#### [Stored data]
╭──

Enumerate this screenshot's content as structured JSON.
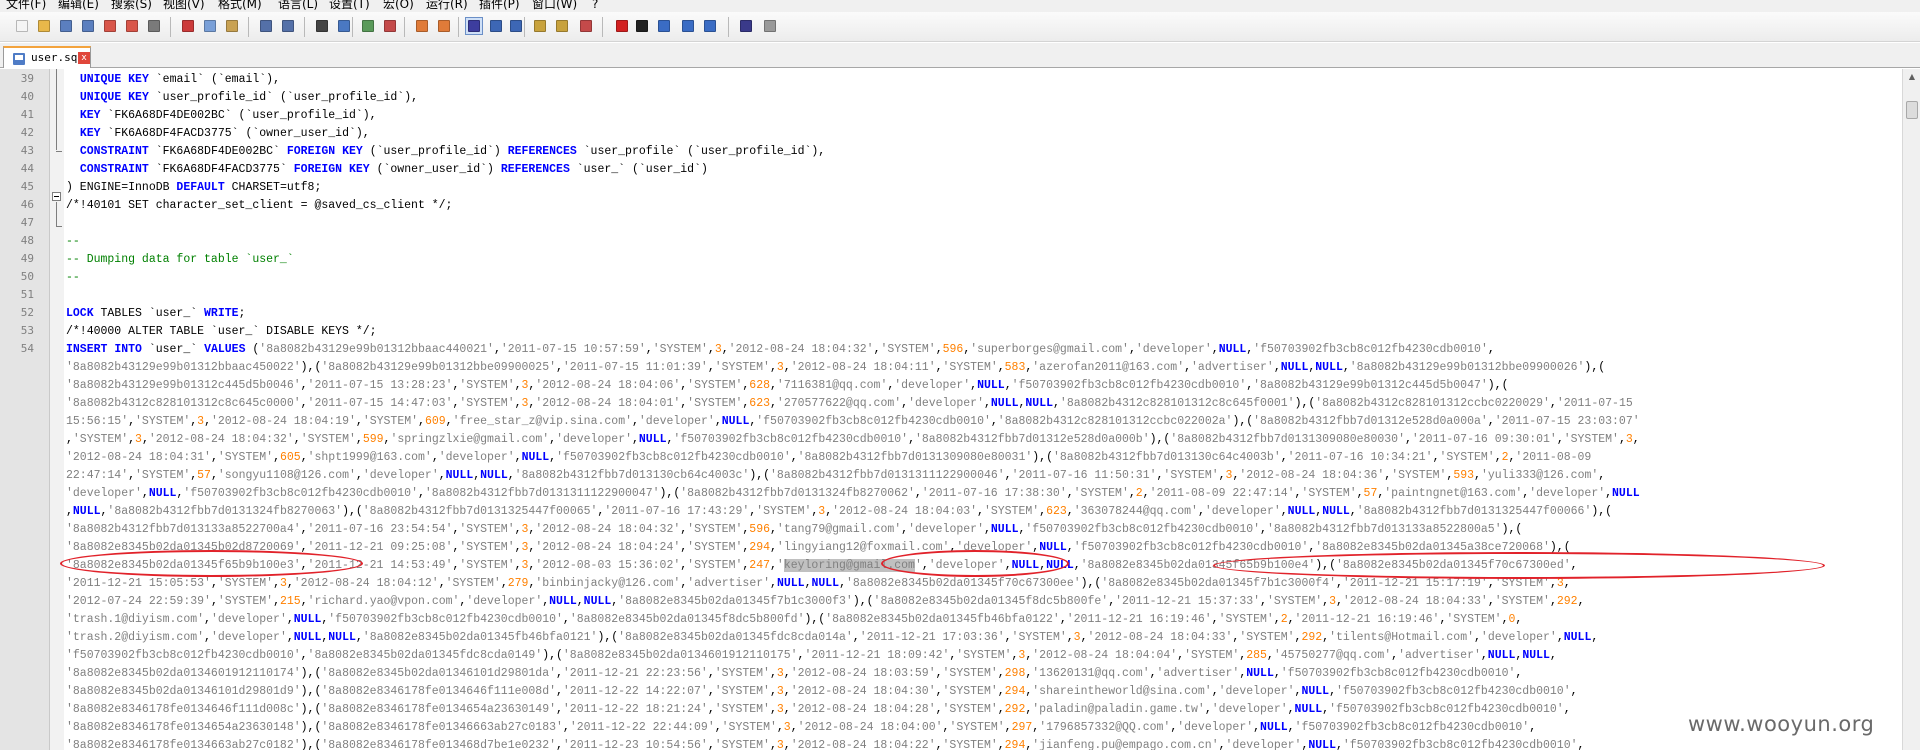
{
  "menu": [
    "文件(F)",
    "编辑(E)",
    "搜索(S)",
    "视图(V)",
    "格式(M)",
    "语言(L)",
    "设置(T)",
    "宏(O)",
    "运行(R)",
    "插件(P)",
    "窗口(W)",
    "?"
  ],
  "toolbar": {
    "buttons": [
      {
        "name": "new-file-icon",
        "color": "#f5f5f5"
      },
      {
        "name": "open-file-icon",
        "color": "#e8b84a"
      },
      {
        "name": "save-icon",
        "color": "#5b7fbf"
      },
      {
        "name": "save-all-icon",
        "color": "#5b7fbf"
      },
      {
        "name": "close-file-icon",
        "color": "#d9564a"
      },
      {
        "name": "close-all-icon",
        "color": "#d9564a"
      },
      {
        "name": "print-icon",
        "color": "#7a7a7a"
      },
      {
        "name": "cut-icon",
        "color": "#cc3b3b"
      },
      {
        "name": "copy-icon",
        "color": "#7aa0d8"
      },
      {
        "name": "paste-icon",
        "color": "#c9a253"
      },
      {
        "name": "undo-icon",
        "color": "#5470a8"
      },
      {
        "name": "redo-icon",
        "color": "#5470a8"
      },
      {
        "name": "find-icon",
        "color": "#444444"
      },
      {
        "name": "replace-icon",
        "color": "#4a78c2"
      },
      {
        "name": "zoom-in-icon",
        "color": "#5a9a5a"
      },
      {
        "name": "zoom-out-icon",
        "color": "#c44a4a"
      },
      {
        "name": "sync-vertical-icon",
        "color": "#e07b39"
      },
      {
        "name": "sync-horizontal-icon",
        "color": "#e07b39"
      },
      {
        "name": "word-wrap-icon",
        "color": "#3d3d9e"
      },
      {
        "name": "show-all-chars-icon",
        "color": "#3d67b5"
      },
      {
        "name": "indent-guide-icon",
        "color": "#3d67b5"
      },
      {
        "name": "udl-icon",
        "color": "#c8a23d"
      },
      {
        "name": "doc-map-icon",
        "color": "#c8a23d"
      },
      {
        "name": "function-list-icon",
        "color": "#c44a4a"
      },
      {
        "name": "record-macro-icon",
        "color": "#d22020"
      },
      {
        "name": "stop-record-icon",
        "color": "#222222"
      },
      {
        "name": "play-macro-icon",
        "color": "#3a6cc4"
      },
      {
        "name": "run-macro-multiple-icon",
        "color": "#3a6cc4"
      },
      {
        "name": "save-macro-icon",
        "color": "#3a6cc4"
      },
      {
        "name": "spell-check-icon",
        "color": "#3a3a8a"
      },
      {
        "name": "plugin-icon",
        "color": "#999999"
      }
    ]
  },
  "tab": {
    "name": "user.sql",
    "close_glyph": "x"
  },
  "editor": {
    "lines": [
      {
        "n": "39",
        "html": "  <span class=\"kw\">UNIQUE</span> <span class=\"kw\">KEY</span> `email` (`email`),"
      },
      {
        "n": "40",
        "html": "  <span class=\"kw\">UNIQUE</span> <span class=\"kw\">KEY</span> `user_profile_id` (`user_profile_id`),"
      },
      {
        "n": "41",
        "html": "  <span class=\"kw\">KEY</span> `FK6A68DF4DE002BC` (`user_profile_id`),"
      },
      {
        "n": "42",
        "html": "  <span class=\"kw\">KEY</span> `FK6A68DF4FACD3775` (`owner_user_id`),"
      },
      {
        "n": "43",
        "html": "  <span class=\"kw\">CONSTRAINT</span> `FK6A68DF4DE002BC` <span class=\"kw\">FOREIGN</span> <span class=\"kw\">KEY</span> (`user_profile_id`) <span class=\"kw\">REFERENCES</span> `user_profile` (`user_profile_id`),"
      },
      {
        "n": "44",
        "html": "  <span class=\"kw\">CONSTRAINT</span> `FK6A68DF4FACD3775` <span class=\"kw\">FOREIGN</span> <span class=\"kw\">KEY</span> (`owner_user_id`) <span class=\"kw\">REFERENCES</span> `user_` (`user_id`)"
      },
      {
        "n": "45",
        "html": ") ENGINE=InnoDB <span class=\"kw\">DEFAULT</span> CHARSET=utf8;"
      },
      {
        "n": "46",
        "html": "/*!40101 SET character_set_client = @saved_cs_client */;"
      },
      {
        "n": "47",
        "html": ""
      },
      {
        "n": "48",
        "html": "<span class=\"cm\">--</span>"
      },
      {
        "n": "49",
        "html": "<span class=\"cm\">-- Dumping data for table `user_`</span>"
      },
      {
        "n": "50",
        "html": "<span class=\"cm\">--</span>"
      },
      {
        "n": "51",
        "html": ""
      },
      {
        "n": "52",
        "html": "<span class=\"kw\">LOCK</span> TABLES `user_` <span class=\"kw\">WRITE</span>;"
      },
      {
        "n": "53",
        "html": "/*!40000 ALTER TABLE `user_` DISABLE KEYS */;"
      },
      {
        "n": "54",
        "html": "<span class=\"kw\">INSERT</span> <span class=\"kw\">INTO</span> `user_` <span class=\"kw\">VALUES</span> (<span class=\"str\">'8a8082b43129e99b01312bbaac440021'</span>,<span class=\"str\">'2011-07-15 10:57:59'</span>,<span class=\"str\">'SYSTEM'</span>,<span class=\"n\">3</span>,<span class=\"str\">'2012-08-24 18:04:32'</span>,<span class=\"str\">'SYSTEM'</span>,<span class=\"n\">596</span>,<span class=\"str\">'superborges@gmail.com'</span>,<span class=\"str\">'developer'</span>,<span class=\"nl\">NULL</span>,<span class=\"str\">'f50703902fb3cb8c012fb4230cdb0010'</span>,"
      },
      {
        "n": "",
        "html": "<span class=\"str\">'8a8082b43129e99b01312bbaac450022'</span>),(<span class=\"str\">'8a8082b43129e99b01312bbe09900025'</span>,<span class=\"str\">'2011-07-15 11:01:39'</span>,<span class=\"str\">'SYSTEM'</span>,<span class=\"n\">3</span>,<span class=\"str\">'2012-08-24 18:04:11'</span>,<span class=\"str\">'SYSTEM'</span>,<span class=\"n\">583</span>,<span class=\"str\">'azerofan2011@163.com'</span>,<span class=\"str\">'advertiser'</span>,<span class=\"nl\">NULL</span>,<span class=\"nl\">NULL</span>,<span class=\"str\">'8a8082b43129e99b01312bbe09900026'</span>),("
      },
      {
        "n": "",
        "html": "<span class=\"str\">'8a8082b43129e99b01312c445d5b0046'</span>,<span class=\"str\">'2011-07-15 13:28:23'</span>,<span class=\"str\">'SYSTEM'</span>,<span class=\"n\">3</span>,<span class=\"str\">'2012-08-24 18:04:06'</span>,<span class=\"str\">'SYSTEM'</span>,<span class=\"n\">628</span>,<span class=\"str\">'7116381@qq.com'</span>,<span class=\"str\">'developer'</span>,<span class=\"nl\">NULL</span>,<span class=\"str\">'f50703902fb3cb8c012fb4230cdb0010'</span>,<span class=\"str\">'8a8082b43129e99b01312c445d5b0047'</span>),("
      },
      {
        "n": "",
        "html": "<span class=\"str\">'8a8082b4312c828101312c8c645c0000'</span>,<span class=\"str\">'2011-07-15 14:47:03'</span>,<span class=\"str\">'SYSTEM'</span>,<span class=\"n\">3</span>,<span class=\"str\">'2012-08-24 18:04:01'</span>,<span class=\"str\">'SYSTEM'</span>,<span class=\"n\">623</span>,<span class=\"str\">'270577622@qq.com'</span>,<span class=\"str\">'developer'</span>,<span class=\"nl\">NULL</span>,<span class=\"nl\">NULL</span>,<span class=\"str\">'8a8082b4312c828101312c8c645f0001'</span>),(<span class=\"str\">'8a8082b4312c828101312ccbc0220029'</span>,<span class=\"str\">'2011-07-15</span>"
      },
      {
        "n": "",
        "html": "<span class=\"str\">15:56:15'</span>,<span class=\"str\">'SYSTEM'</span>,<span class=\"n\">3</span>,<span class=\"str\">'2012-08-24 18:04:19'</span>,<span class=\"str\">'SYSTEM'</span>,<span class=\"n\">609</span>,<span class=\"str\">'free_star_z@vip.sina.com'</span>,<span class=\"str\">'developer'</span>,<span class=\"nl\">NULL</span>,<span class=\"str\">'f50703902fb3cb8c012fb4230cdb0010'</span>,<span class=\"str\">'8a8082b4312c828101312ccbc022002a'</span>),(<span class=\"str\">'8a8082b4312fbb7d01312e528d0a000a'</span>,<span class=\"str\">'2011-07-15 23:03:07'</span>"
      },
      {
        "n": "",
        "html": ",<span class=\"str\">'SYSTEM'</span>,<span class=\"n\">3</span>,<span class=\"str\">'2012-08-24 18:04:32'</span>,<span class=\"str\">'SYSTEM'</span>,<span class=\"n\">599</span>,<span class=\"str\">'springzlxie@gmail.com'</span>,<span class=\"str\">'developer'</span>,<span class=\"nl\">NULL</span>,<span class=\"str\">'f50703902fb3cb8c012fb4230cdb0010'</span>,<span class=\"str\">'8a8082b4312fbb7d01312e528d0a000b'</span>),(<span class=\"str\">'8a8082b4312fbb7d0131309080e80030'</span>,<span class=\"str\">'2011-07-16 09:30:01'</span>,<span class=\"str\">'SYSTEM'</span>,<span class=\"n\">3</span>,"
      },
      {
        "n": "",
        "html": "<span class=\"str\">'2012-08-24 18:04:31'</span>,<span class=\"str\">'SYSTEM'</span>,<span class=\"n\">605</span>,<span class=\"str\">'shpt1999@163.com'</span>,<span class=\"str\">'developer'</span>,<span class=\"nl\">NULL</span>,<span class=\"str\">'f50703902fb3cb8c012fb4230cdb0010'</span>,<span class=\"str\">'8a8082b4312fbb7d0131309080e80031'</span>),(<span class=\"str\">'8a8082b4312fbb7d013130c64c4003b'</span>,<span class=\"str\">'2011-07-16 10:34:21'</span>,<span class=\"str\">'SYSTEM'</span>,<span class=\"n\">2</span>,<span class=\"str\">'2011-08-09</span>"
      },
      {
        "n": "",
        "html": "<span class=\"str\">22:47:14'</span>,<span class=\"str\">'SYSTEM'</span>,<span class=\"n\">57</span>,<span class=\"str\">'songyu1108@126.com'</span>,<span class=\"str\">'developer'</span>,<span class=\"nl\">NULL</span>,<span class=\"nl\">NULL</span>,<span class=\"str\">'8a8082b4312fbb7d013130cb64c4003c'</span>),(<span class=\"str\">'8a8082b4312fbb7d0131311122900046'</span>,<span class=\"str\">'2011-07-16 11:50:31'</span>,<span class=\"str\">'SYSTEM'</span>,<span class=\"n\">3</span>,<span class=\"str\">'2012-08-24 18:04:36'</span>,<span class=\"str\">'SYSTEM'</span>,<span class=\"n\">593</span>,<span class=\"str\">'yuli333@126.com'</span>,"
      },
      {
        "n": "",
        "html": "<span class=\"str\">'developer'</span>,<span class=\"nl\">NULL</span>,<span class=\"str\">'f50703902fb3cb8c012fb4230cdb0010'</span>,<span class=\"str\">'8a8082b4312fbb7d0131311122900047'</span>),(<span class=\"str\">'8a8082b4312fbb7d0131324fb8270062'</span>,<span class=\"str\">'2011-07-16 17:38:30'</span>,<span class=\"str\">'SYSTEM'</span>,<span class=\"n\">2</span>,<span class=\"str\">'2011-08-09 22:47:14'</span>,<span class=\"str\">'SYSTEM'</span>,<span class=\"n\">57</span>,<span class=\"str\">'paintngnet@163.com'</span>,<span class=\"str\">'developer'</span>,<span class=\"nl\">NULL</span>"
      },
      {
        "n": "",
        "html": ",<span class=\"nl\">NULL</span>,<span class=\"str\">'8a8082b4312fbb7d0131324fb8270063'</span>),(<span class=\"str\">'8a8082b4312fbb7d0131325447f00065'</span>,<span class=\"str\">'2011-07-16 17:43:29'</span>,<span class=\"str\">'SYSTEM'</span>,<span class=\"n\">3</span>,<span class=\"str\">'2012-08-24 18:04:03'</span>,<span class=\"str\">'SYSTEM'</span>,<span class=\"n\">623</span>,<span class=\"str\">'363078244@qq.com'</span>,<span class=\"str\">'developer'</span>,<span class=\"nl\">NULL</span>,<span class=\"nl\">NULL</span>,<span class=\"str\">'8a8082b4312fbb7d0131325447f00066'</span>),("
      },
      {
        "n": "",
        "html": "<span class=\"str\">'8a8082b4312fbb7d013133a8522700a4'</span>,<span class=\"str\">'2011-07-16 23:54:54'</span>,<span class=\"str\">'SYSTEM'</span>,<span class=\"n\">3</span>,<span class=\"str\">'2012-08-24 18:04:32'</span>,<span class=\"str\">'SYSTEM'</span>,<span class=\"n\">596</span>,<span class=\"str\">'tang79@gmail.com'</span>,<span class=\"str\">'developer'</span>,<span class=\"nl\">NULL</span>,<span class=\"str\">'f50703902fb3cb8c012fb4230cdb0010'</span>,<span class=\"str\">'8a8082b4312fbb7d013133a8522800a5'</span>),("
      },
      {
        "n": "",
        "html": "<span class=\"str\">'8a8082e8345b02da01345b02d8720069'</span>,<span class=\"str\">'2011-12-21 09:25:08'</span>,<span class=\"str\">'SYSTEM'</span>,<span class=\"n\">3</span>,<span class=\"str\">'2012-08-24 18:04:24'</span>,<span class=\"str\">'SYSTEM'</span>,<span class=\"n\">294</span>,<span class=\"str\">'lingyiang12@foxmail.com'</span>,<span class=\"str\">'developer'</span>,<span class=\"nl\">NULL</span>,<span class=\"str\">'f50703902fb3cb8c012fb4230cdb0010'</span>,<span class=\"str\">'8a8082e8345b02da01345a38ce720068'</span>),("
      },
      {
        "n": "",
        "html": "<span class=\"str\">'8a8082e8345b02da01345f65b9b100e3'</span>,<span class=\"str\">'2011-12-21 14:53:49'</span>,<span class=\"str\">'SYSTEM'</span>,<span class=\"n\">3</span>,<span class=\"str\">'2012-08-03 15:36:02'</span>,<span class=\"str\">'SYSTEM'</span>,<span class=\"n\">247</span>,<span class=\"str\">'<span class=\"sel\">keyloring@gmail.com</span>'</span>,<span class=\"str\">'developer'</span>,<span class=\"nl\">NULL</span>,<span class=\"nl\">NULL</span>,<span class=\"str\">'8a8082e8345b02da01345f65b9b100e4'</span>),(<span class=\"str\">'8a8082e8345b02da01345f70c67300ed'</span>,"
      },
      {
        "n": "",
        "html": "<span class=\"str\">'2011-12-21 15:05:53'</span>,<span class=\"str\">'SYSTEM'</span>,<span class=\"n\">3</span>,<span class=\"str\">'2012-08-24 18:04:12'</span>,<span class=\"str\">'SYSTEM'</span>,<span class=\"n\">279</span>,<span class=\"str\">'binbinjacky@126.com'</span>,<span class=\"str\">'advertiser'</span>,<span class=\"nl\">NULL</span>,<span class=\"nl\">NULL</span>,<span class=\"str\">'8a8082e8345b02da01345f70c67300ee'</span>),(<span class=\"str\">'8a8082e8345b02da01345f7b1c3000f4'</span>,<span class=\"str\">'2011-12-21 15:17:19'</span>,<span class=\"str\">'SYSTEM'</span>,<span class=\"n\">3</span>,"
      },
      {
        "n": "",
        "html": "<span class=\"str\">'2012-07-24 22:59:39'</span>,<span class=\"str\">'SYSTEM'</span>,<span class=\"n\">215</span>,<span class=\"str\">'richard.yao@vpon.com'</span>,<span class=\"str\">'developer'</span>,<span class=\"nl\">NULL</span>,<span class=\"nl\">NULL</span>,<span class=\"str\">'8a8082e8345b02da01345f7b1c3000f3'</span>),(<span class=\"str\">'8a8082e8345b02da01345f8dc5b800fe'</span>,<span class=\"str\">'2011-12-21 15:37:33'</span>,<span class=\"str\">'SYSTEM'</span>,<span class=\"n\">3</span>,<span class=\"str\">'2012-08-24 18:04:33'</span>,<span class=\"str\">'SYSTEM'</span>,<span class=\"n\">292</span>,"
      },
      {
        "n": "",
        "html": "<span class=\"str\">'trash.1@diyism.com'</span>,<span class=\"str\">'developer'</span>,<span class=\"nl\">NULL</span>,<span class=\"str\">'f50703902fb3cb8c012fb4230cdb0010'</span>,<span class=\"str\">'8a8082e8345b02da01345f8dc5b800fd'</span>),(<span class=\"str\">'8a8082e8345b02da01345fb46bfa0122'</span>,<span class=\"str\">'2011-12-21 16:19:46'</span>,<span class=\"str\">'SYSTEM'</span>,<span class=\"n\">2</span>,<span class=\"str\">'2011-12-21 16:19:46'</span>,<span class=\"str\">'SYSTEM'</span>,<span class=\"n\">0</span>,"
      },
      {
        "n": "",
        "html": "<span class=\"str\">'trash.2@diyism.com'</span>,<span class=\"str\">'developer'</span>,<span class=\"nl\">NULL</span>,<span class=\"nl\">NULL</span>,<span class=\"str\">'8a8082e8345b02da01345fb46bfa0121'</span>),(<span class=\"str\">'8a8082e8345b02da01345fdc8cda014a'</span>,<span class=\"str\">'2011-12-21 17:03:36'</span>,<span class=\"str\">'SYSTEM'</span>,<span class=\"n\">3</span>,<span class=\"str\">'2012-08-24 18:04:33'</span>,<span class=\"str\">'SYSTEM'</span>,<span class=\"n\">292</span>,<span class=\"str\">'tilents@Hotmail.com'</span>,<span class=\"str\">'developer'</span>,<span class=\"nl\">NULL</span>,"
      },
      {
        "n": "",
        "html": "<span class=\"str\">'f50703902fb3cb8c012fb4230cdb0010'</span>,<span class=\"str\">'8a8082e8345b02da01345fdc8cda0149'</span>),(<span class=\"str\">'8a8082e8345b02da0134601912110175'</span>,<span class=\"str\">'2011-12-21 18:09:42'</span>,<span class=\"str\">'SYSTEM'</span>,<span class=\"n\">3</span>,<span class=\"str\">'2012-08-24 18:04:04'</span>,<span class=\"str\">'SYSTEM'</span>,<span class=\"n\">285</span>,<span class=\"str\">'45750277@qq.com'</span>,<span class=\"str\">'advertiser'</span>,<span class=\"nl\">NULL</span>,<span class=\"nl\">NULL</span>,"
      },
      {
        "n": "",
        "html": "<span class=\"str\">'8a8082e8345b02da0134601912110174'</span>),(<span class=\"str\">'8a8082e8345b02da01346101d29801da'</span>,<span class=\"str\">'2011-12-21 22:23:56'</span>,<span class=\"str\">'SYSTEM'</span>,<span class=\"n\">3</span>,<span class=\"str\">'2012-08-24 18:03:59'</span>,<span class=\"str\">'SYSTEM'</span>,<span class=\"n\">298</span>,<span class=\"str\">'13620131@qq.com'</span>,<span class=\"str\">'advertiser'</span>,<span class=\"nl\">NULL</span>,<span class=\"str\">'f50703902fb3cb8c012fb4230cdb0010'</span>,"
      },
      {
        "n": "",
        "html": "<span class=\"str\">'8a8082e8345b02da01346101d29801d9'</span>),(<span class=\"str\">'8a8082e8346178fe0134646f111e008d'</span>,<span class=\"str\">'2011-12-22 14:22:07'</span>,<span class=\"str\">'SYSTEM'</span>,<span class=\"n\">3</span>,<span class=\"str\">'2012-08-24 18:04:30'</span>,<span class=\"str\">'SYSTEM'</span>,<span class=\"n\">294</span>,<span class=\"str\">'shareintheworld@sina.com'</span>,<span class=\"str\">'developer'</span>,<span class=\"nl\">NULL</span>,<span class=\"str\">'f50703902fb3cb8c012fb4230cdb0010'</span>,"
      },
      {
        "n": "",
        "html": "<span class=\"str\">'8a8082e8346178fe0134646f111d008c'</span>),(<span class=\"str\">'8a8082e8346178fe0134654a23630149'</span>,<span class=\"str\">'2011-12-22 18:21:24'</span>,<span class=\"str\">'SYSTEM'</span>,<span class=\"n\">3</span>,<span class=\"str\">'2012-08-24 18:04:28'</span>,<span class=\"str\">'SYSTEM'</span>,<span class=\"n\">292</span>,<span class=\"str\">'paladin@paladin.game.tw'</span>,<span class=\"str\">'developer'</span>,<span class=\"nl\">NULL</span>,<span class=\"str\">'f50703902fb3cb8c012fb4230cdb0010'</span>,"
      },
      {
        "n": "",
        "html": "<span class=\"str\">'8a8082e8346178fe0134654a23630148'</span>),(<span class=\"str\">'8a8082e8346178fe01346663ab27c0183'</span>,<span class=\"str\">'2011-12-22 22:44:09'</span>,<span class=\"str\">'SYSTEM'</span>,<span class=\"n\">3</span>,<span class=\"str\">'2012-08-24 18:04:00'</span>,<span class=\"str\">'SYSTEM'</span>,<span class=\"n\">297</span>,<span class=\"str\">'1796857332@QQ.com'</span>,<span class=\"str\">'developer'</span>,<span class=\"nl\">NULL</span>,<span class=\"str\">'f50703902fb3cb8c012fb4230cdb0010'</span>,"
      },
      {
        "n": "",
        "html": "<span class=\"str\">'8a8082e8346178fe0134663ab27c0182'</span>),(<span class=\"str\">'8a8082e8346178fe013468d7be1e0232'</span>,<span class=\"str\">'2011-12-23 10:54:56'</span>,<span class=\"str\">'SYSTEM'</span>,<span class=\"n\">3</span>,<span class=\"str\">'2012-08-24 18:04:22'</span>,<span class=\"str\">'SYSTEM'</span>,<span class=\"n\">294</span>,<span class=\"str\">'jianfeng.pu@empago.com.cn'</span>,<span class=\"str\">'developer'</span>,<span class=\"nl\">NULL</span>,<span class=\"str\">'f50703902fb3cb8c012fb4230cdb0010'</span>,"
      }
    ]
  },
  "watermark": "www.wooyun.org"
}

╰──

#### [PROBLEM]
Identify every line where the string "record" appears.

#### [SOLVED PROBLEM]
        "name": "record-macro-icon",
        "name": "stop-record-icon",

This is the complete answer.